--- begin Entries shown ---

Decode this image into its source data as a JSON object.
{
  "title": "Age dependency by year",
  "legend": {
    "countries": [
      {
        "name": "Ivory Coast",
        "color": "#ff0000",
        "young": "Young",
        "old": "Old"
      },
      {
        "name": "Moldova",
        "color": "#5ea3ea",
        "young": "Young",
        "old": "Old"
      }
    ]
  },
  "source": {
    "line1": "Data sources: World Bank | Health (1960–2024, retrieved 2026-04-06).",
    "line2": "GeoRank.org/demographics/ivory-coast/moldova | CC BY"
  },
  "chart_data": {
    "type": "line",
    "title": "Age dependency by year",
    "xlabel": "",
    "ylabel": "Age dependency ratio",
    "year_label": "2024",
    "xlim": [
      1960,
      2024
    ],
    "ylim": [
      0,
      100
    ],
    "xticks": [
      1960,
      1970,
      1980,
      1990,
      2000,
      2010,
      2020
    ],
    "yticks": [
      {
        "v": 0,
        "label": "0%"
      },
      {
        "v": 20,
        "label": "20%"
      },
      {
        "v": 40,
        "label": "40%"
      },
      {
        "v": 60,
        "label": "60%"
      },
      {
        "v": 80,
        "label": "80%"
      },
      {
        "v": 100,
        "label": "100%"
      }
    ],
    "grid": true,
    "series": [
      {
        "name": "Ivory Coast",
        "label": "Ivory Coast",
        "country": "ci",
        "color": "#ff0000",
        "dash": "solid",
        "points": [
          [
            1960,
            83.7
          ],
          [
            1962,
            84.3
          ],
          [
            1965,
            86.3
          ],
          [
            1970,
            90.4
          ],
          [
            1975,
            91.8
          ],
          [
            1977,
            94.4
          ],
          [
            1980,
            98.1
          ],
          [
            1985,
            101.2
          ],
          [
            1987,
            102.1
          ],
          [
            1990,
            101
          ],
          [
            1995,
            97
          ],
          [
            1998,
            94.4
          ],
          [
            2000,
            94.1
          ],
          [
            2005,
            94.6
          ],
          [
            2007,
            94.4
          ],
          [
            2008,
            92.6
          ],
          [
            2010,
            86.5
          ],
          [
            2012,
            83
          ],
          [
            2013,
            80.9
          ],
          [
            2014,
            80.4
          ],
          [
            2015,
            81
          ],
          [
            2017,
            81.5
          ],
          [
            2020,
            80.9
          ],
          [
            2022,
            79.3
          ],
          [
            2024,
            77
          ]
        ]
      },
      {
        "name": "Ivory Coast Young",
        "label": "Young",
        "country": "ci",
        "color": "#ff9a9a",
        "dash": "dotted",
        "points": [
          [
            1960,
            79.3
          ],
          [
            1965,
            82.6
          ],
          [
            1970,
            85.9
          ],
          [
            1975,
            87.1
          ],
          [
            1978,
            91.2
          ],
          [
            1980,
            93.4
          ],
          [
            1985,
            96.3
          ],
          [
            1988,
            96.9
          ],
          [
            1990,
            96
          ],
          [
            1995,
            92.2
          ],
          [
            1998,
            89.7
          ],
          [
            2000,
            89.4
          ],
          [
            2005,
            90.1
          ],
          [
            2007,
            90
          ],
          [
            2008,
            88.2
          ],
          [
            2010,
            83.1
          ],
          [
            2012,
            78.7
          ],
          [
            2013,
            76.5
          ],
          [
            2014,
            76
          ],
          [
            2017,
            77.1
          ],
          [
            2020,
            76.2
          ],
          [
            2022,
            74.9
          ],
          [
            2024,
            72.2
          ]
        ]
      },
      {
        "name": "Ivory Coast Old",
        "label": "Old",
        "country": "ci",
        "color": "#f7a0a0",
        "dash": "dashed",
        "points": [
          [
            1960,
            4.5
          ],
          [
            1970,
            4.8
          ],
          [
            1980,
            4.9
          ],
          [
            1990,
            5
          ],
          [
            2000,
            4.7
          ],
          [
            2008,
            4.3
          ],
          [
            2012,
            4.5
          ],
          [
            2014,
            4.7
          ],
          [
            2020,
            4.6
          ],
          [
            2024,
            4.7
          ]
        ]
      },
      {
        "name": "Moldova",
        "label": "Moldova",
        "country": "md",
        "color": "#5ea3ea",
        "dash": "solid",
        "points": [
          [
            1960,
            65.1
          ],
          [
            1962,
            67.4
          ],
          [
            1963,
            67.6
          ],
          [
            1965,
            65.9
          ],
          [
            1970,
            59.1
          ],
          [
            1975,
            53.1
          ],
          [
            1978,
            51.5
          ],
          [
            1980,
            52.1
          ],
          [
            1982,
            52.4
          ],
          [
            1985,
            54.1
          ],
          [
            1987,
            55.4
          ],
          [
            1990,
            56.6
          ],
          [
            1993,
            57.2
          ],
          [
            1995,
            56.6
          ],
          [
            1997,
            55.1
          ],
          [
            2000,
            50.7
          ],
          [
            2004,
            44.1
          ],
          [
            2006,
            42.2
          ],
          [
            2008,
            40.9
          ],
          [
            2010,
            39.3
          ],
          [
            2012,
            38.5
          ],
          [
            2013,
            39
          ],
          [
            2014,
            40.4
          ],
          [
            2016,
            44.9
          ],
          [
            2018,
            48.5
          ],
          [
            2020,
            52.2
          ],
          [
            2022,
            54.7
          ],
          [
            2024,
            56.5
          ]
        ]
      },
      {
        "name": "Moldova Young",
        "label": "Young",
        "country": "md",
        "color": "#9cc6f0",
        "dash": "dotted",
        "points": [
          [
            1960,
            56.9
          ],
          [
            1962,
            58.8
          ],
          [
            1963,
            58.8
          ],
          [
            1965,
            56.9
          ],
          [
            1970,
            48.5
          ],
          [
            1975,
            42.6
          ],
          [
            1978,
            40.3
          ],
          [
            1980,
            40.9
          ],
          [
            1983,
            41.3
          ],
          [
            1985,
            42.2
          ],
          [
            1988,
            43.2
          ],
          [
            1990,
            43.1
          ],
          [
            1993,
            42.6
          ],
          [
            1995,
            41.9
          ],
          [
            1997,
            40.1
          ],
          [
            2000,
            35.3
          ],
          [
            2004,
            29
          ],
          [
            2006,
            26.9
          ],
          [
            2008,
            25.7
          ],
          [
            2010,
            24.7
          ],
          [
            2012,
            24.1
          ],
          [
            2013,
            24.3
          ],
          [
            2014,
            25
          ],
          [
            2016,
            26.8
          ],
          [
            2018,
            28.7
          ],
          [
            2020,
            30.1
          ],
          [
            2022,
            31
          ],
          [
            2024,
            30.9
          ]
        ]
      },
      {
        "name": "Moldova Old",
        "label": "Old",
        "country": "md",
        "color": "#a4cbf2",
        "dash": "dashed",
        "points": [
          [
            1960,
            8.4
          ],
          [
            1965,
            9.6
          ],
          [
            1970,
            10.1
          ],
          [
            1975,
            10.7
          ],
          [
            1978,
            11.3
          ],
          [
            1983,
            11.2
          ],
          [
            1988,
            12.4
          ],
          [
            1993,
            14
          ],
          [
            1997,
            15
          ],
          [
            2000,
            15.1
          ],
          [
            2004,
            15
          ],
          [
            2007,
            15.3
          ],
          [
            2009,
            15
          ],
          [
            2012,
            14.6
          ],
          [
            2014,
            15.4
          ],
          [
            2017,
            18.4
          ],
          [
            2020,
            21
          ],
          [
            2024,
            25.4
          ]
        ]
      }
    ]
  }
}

--- end Entries shown ---

> _Your objective_: Write out every line from the entries where "dependency" appears.

> _Task response_:
  "title": "Age dependency by year",
    "title": "Age dependency by year",
    "ylabel": "Age dependency ratio",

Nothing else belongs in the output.